> Exercise goal
Copy the rows verbatim, beginning with the first one and ending with the row that contains "417, 947, 435]", including both.

> Task input
<<<<
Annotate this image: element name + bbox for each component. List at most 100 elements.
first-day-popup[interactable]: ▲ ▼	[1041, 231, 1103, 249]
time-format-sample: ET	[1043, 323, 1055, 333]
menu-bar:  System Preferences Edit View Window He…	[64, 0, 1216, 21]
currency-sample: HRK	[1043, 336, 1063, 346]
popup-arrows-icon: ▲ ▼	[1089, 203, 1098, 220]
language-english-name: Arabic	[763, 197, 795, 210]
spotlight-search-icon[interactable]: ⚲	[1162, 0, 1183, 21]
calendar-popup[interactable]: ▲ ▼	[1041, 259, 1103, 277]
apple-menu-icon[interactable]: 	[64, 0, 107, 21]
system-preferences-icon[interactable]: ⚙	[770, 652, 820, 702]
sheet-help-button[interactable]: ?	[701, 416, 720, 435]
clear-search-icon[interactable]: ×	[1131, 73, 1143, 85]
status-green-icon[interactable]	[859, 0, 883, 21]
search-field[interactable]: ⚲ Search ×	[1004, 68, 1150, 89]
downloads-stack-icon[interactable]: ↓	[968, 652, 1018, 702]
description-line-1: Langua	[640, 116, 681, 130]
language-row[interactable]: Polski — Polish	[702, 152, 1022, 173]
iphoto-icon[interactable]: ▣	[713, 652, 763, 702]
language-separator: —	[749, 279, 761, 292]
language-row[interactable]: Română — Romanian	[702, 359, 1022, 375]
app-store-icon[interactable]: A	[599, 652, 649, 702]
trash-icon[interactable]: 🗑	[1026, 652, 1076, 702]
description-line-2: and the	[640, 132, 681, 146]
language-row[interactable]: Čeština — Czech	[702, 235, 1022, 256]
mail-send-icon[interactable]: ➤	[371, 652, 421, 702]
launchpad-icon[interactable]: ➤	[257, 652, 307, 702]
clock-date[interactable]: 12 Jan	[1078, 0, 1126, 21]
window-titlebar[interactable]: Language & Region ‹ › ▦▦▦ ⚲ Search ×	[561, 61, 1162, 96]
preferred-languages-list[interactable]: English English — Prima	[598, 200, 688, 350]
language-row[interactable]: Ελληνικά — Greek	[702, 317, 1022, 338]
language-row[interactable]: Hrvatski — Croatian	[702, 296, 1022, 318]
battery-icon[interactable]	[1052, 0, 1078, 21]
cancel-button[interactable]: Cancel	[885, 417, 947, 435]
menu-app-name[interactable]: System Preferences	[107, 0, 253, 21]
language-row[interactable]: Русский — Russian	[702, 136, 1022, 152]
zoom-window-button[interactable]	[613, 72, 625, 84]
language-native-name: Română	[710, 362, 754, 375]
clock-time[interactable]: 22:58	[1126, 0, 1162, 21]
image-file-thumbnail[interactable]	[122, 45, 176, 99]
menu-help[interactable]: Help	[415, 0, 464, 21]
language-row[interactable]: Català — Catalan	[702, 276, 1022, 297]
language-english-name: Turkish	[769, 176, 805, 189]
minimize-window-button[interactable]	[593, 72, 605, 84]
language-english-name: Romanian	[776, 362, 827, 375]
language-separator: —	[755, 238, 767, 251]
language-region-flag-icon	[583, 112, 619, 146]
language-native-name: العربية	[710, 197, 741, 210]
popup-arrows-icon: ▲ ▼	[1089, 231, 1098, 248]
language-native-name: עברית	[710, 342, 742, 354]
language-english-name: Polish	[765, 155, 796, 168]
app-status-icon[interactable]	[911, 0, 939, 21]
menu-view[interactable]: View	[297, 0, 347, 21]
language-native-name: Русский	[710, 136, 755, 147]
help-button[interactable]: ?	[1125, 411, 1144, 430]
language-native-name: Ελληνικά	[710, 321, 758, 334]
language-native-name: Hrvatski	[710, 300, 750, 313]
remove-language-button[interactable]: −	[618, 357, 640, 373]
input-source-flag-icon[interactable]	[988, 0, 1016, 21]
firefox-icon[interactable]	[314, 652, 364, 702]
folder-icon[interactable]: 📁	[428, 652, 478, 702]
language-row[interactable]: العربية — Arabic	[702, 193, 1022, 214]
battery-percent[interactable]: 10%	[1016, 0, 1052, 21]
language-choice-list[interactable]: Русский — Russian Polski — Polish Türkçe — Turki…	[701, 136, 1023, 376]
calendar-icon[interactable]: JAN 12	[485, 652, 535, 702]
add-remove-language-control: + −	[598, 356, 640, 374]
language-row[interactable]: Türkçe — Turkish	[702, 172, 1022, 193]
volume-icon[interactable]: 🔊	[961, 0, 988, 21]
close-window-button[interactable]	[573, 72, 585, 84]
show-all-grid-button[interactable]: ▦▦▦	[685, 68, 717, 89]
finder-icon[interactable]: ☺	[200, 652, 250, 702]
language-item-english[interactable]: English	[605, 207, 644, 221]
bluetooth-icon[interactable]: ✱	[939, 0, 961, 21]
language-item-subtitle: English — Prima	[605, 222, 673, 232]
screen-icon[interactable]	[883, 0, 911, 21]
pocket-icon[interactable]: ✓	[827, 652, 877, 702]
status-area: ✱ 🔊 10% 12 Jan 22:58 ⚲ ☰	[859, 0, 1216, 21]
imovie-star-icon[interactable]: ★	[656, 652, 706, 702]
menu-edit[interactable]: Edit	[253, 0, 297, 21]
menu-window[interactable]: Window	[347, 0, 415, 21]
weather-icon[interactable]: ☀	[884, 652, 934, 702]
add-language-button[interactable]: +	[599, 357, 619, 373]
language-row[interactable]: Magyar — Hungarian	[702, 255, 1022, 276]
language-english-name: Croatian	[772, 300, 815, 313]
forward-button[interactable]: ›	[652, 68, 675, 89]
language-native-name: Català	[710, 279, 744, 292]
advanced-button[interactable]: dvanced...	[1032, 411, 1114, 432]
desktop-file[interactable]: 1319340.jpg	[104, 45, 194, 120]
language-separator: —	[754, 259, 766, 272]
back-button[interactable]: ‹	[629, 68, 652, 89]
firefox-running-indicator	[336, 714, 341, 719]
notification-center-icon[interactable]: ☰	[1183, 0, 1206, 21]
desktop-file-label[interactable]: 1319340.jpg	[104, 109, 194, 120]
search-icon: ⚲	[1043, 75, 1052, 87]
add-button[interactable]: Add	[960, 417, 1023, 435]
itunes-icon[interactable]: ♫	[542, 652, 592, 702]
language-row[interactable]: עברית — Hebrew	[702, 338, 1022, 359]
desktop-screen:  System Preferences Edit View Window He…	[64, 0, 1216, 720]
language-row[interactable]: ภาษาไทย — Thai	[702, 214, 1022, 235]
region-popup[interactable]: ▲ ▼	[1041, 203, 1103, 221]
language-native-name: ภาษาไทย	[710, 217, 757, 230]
>>>>
> Complete output
Annotate this image: element name + bbox for each component. List at most 100 elements.
first-day-popup[interactable]: ▲ ▼	[1041, 231, 1103, 249]
time-format-sample: ET	[1043, 323, 1055, 333]
menu-bar:  System Preferences Edit View Window He…	[64, 0, 1216, 21]
currency-sample: HRK	[1043, 336, 1063, 346]
popup-arrows-icon: ▲ ▼	[1089, 203, 1098, 220]
language-english-name: Arabic	[763, 197, 795, 210]
spotlight-search-icon[interactable]: ⚲	[1162, 0, 1183, 21]
calendar-popup[interactable]: ▲ ▼	[1041, 259, 1103, 277]
apple-menu-icon[interactable]: 	[64, 0, 107, 21]
system-preferences-icon[interactable]: ⚙	[770, 652, 820, 702]
sheet-help-button[interactable]: ?	[701, 416, 720, 435]
clear-search-icon[interactable]: ×	[1131, 73, 1143, 85]
status-green-icon[interactable]	[859, 0, 883, 21]
search-field[interactable]: ⚲ Search ×	[1004, 68, 1150, 89]
downloads-stack-icon[interactable]: ↓	[968, 652, 1018, 702]
description-line-1: Langua	[640, 116, 681, 130]
language-row[interactable]: Polski — Polish	[702, 152, 1022, 173]
iphoto-icon[interactable]: ▣	[713, 652, 763, 702]
language-separator: —	[749, 279, 761, 292]
language-row[interactable]: Română — Romanian	[702, 359, 1022, 375]
app-store-icon[interactable]: A	[599, 652, 649, 702]
trash-icon[interactable]: 🗑	[1026, 652, 1076, 702]
description-line-2: and the	[640, 132, 681, 146]
language-row[interactable]: Čeština — Czech	[702, 235, 1022, 256]
mail-send-icon[interactable]: ➤	[371, 652, 421, 702]
launchpad-icon[interactable]: ➤	[257, 652, 307, 702]
clock-date[interactable]: 12 Jan	[1078, 0, 1126, 21]
window-titlebar[interactable]: Language & Region ‹ › ▦▦▦ ⚲ Search ×	[561, 61, 1162, 96]
preferred-languages-list[interactable]: English English — Prima	[598, 200, 688, 350]
language-row[interactable]: Ελληνικά — Greek	[702, 317, 1022, 338]
language-row[interactable]: Hrvatski — Croatian	[702, 296, 1022, 318]
battery-icon[interactable]	[1052, 0, 1078, 21]
cancel-button[interactable]: Cancel	[885, 417, 947, 435]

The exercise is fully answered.